> Entries shown
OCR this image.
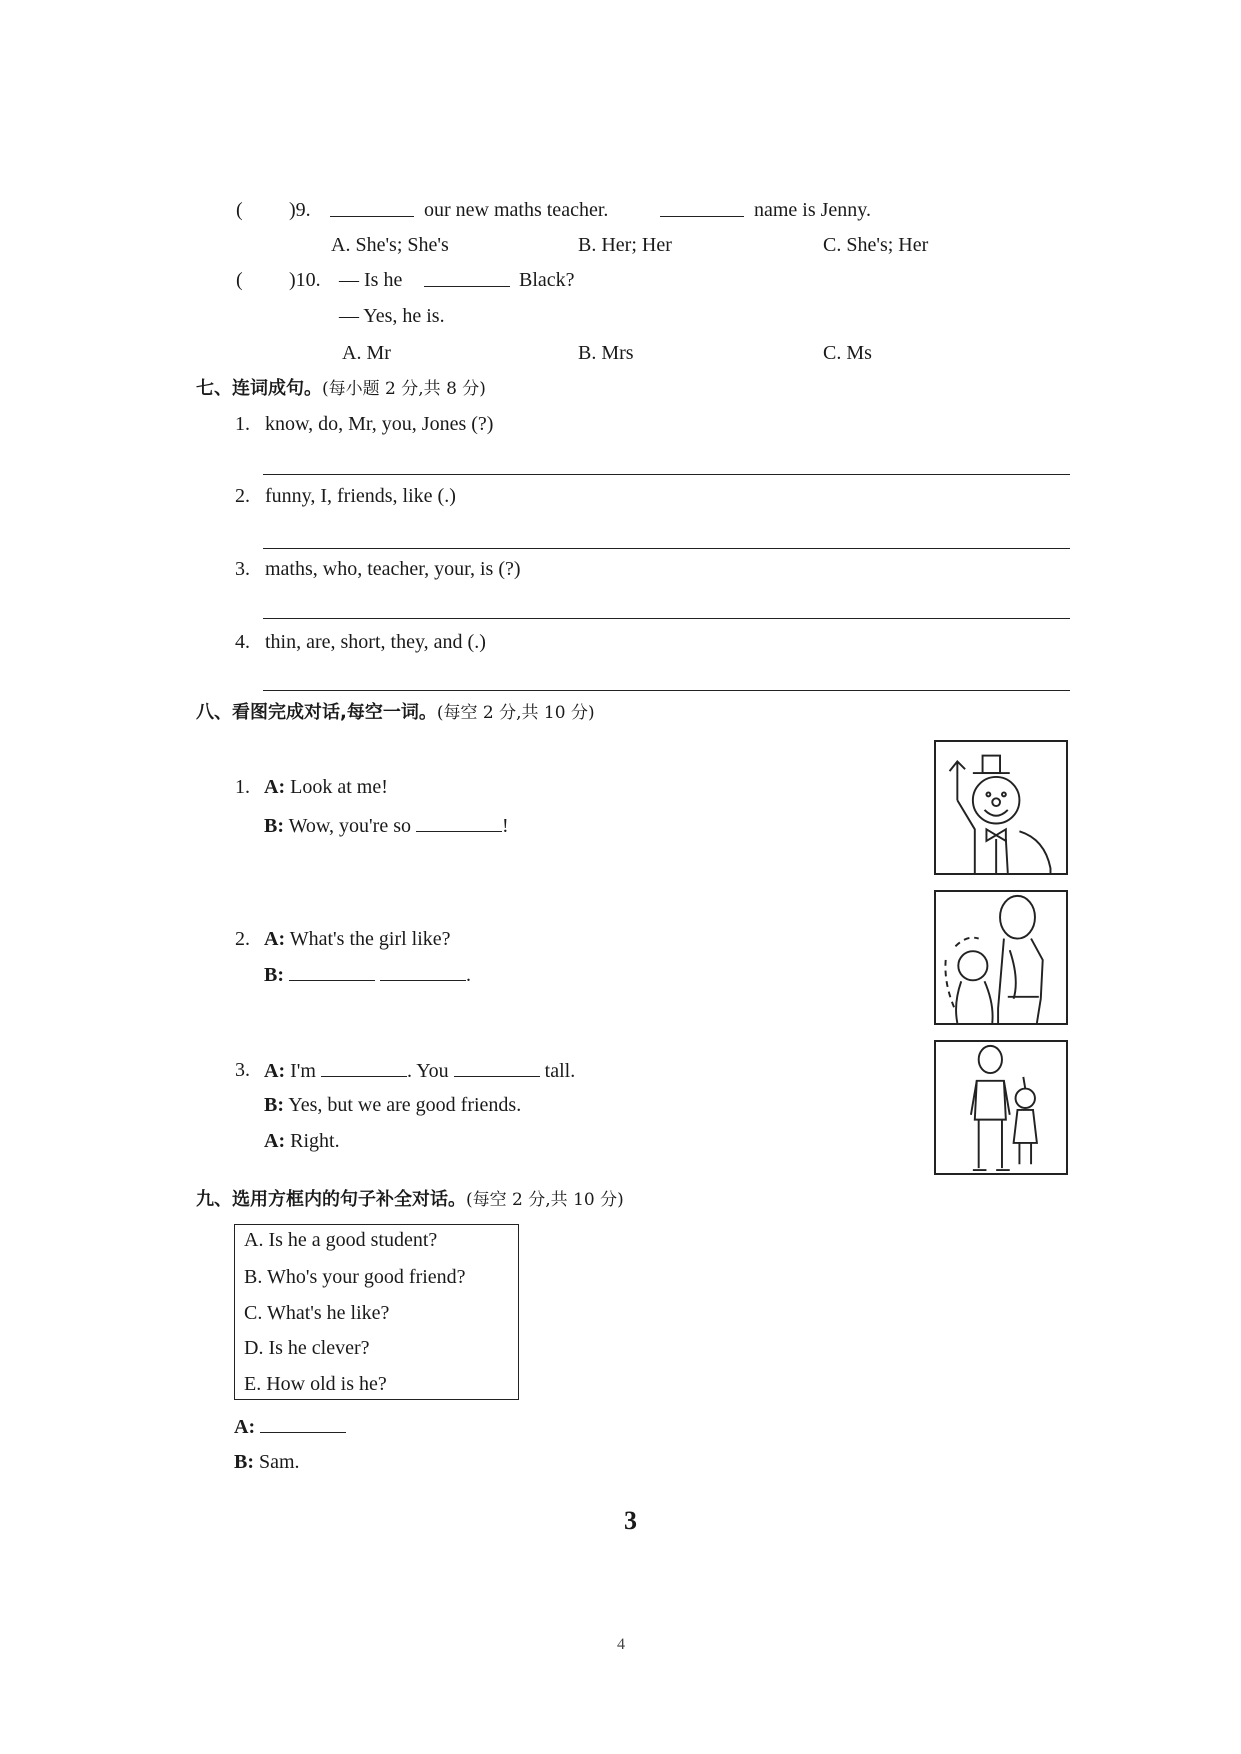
( )9.	our new maths teacher.	name is Jenny.
A. She's; She's	B. Her; Her	C. She's; Her
( )10. — Is he	Black?
— Yes, he is.
A. Mr	B. Mrs	C. Ms
七、连词成句。(每小题 2 分,共 8 分)
1. know, do, Mr, you, Jones (?)
2. funny, I, friends, like (.)
3. maths, who, teacher, your, is (?)
4. thin, are, short, they, and (.)
八、看图完成对话,每空一词。(每空 2 分,共 10 分)
1. A: Look at me!
B: Wow, you're so	!
2. A: What's the girl like?
B:	.
3. A: I'm	. You	tall.
B: Yes, but we are good friends.
A: Right.
九、选用方框内的句子补全对话。(每空 2 分,共 10 分)
A. Is he a good student?
B. Who's your good friend?
C. What's he like?
D. Is he clever?
E. How old is he?
A:
B: Sam.
3
4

> Task to complete
Each entry should be repeated exactly as it appears; the pictures stay out.

> Answer to this task
OCR this image.
( )9.	our new maths teacher.	name is Jenny.
A. She's; She's	B. Her; Her	C. She's; Her
( )10. — Is he	Black?
— Yes, he is.
A. Mr	B. Mrs	C. Ms
七、连词成句。(每小题 2 分,共 8 分)
1. know, do, Mr, you, Jones (?)
2. funny, I, friends, like (.)
3. maths, who, teacher, your, is (?)
4. thin, are, short, they, and (.)
八、看图完成对话,每空一词。(每空 2 分,共 10 分)
1. A: Look at me!
B: Wow, you're so	!
2. A: What's the girl like?
B:	.
3. A: I'm	. You	tall.
B: Yes, but we are good friends.
A: Right.
九、选用方框内的句子补全对话。(每空 2 分,共 10 分)
A. Is he a good student?
B. Who's your good friend?
C. What's he like?
D. Is he clever?
E. How old is he?
A:
B: Sam.
3
4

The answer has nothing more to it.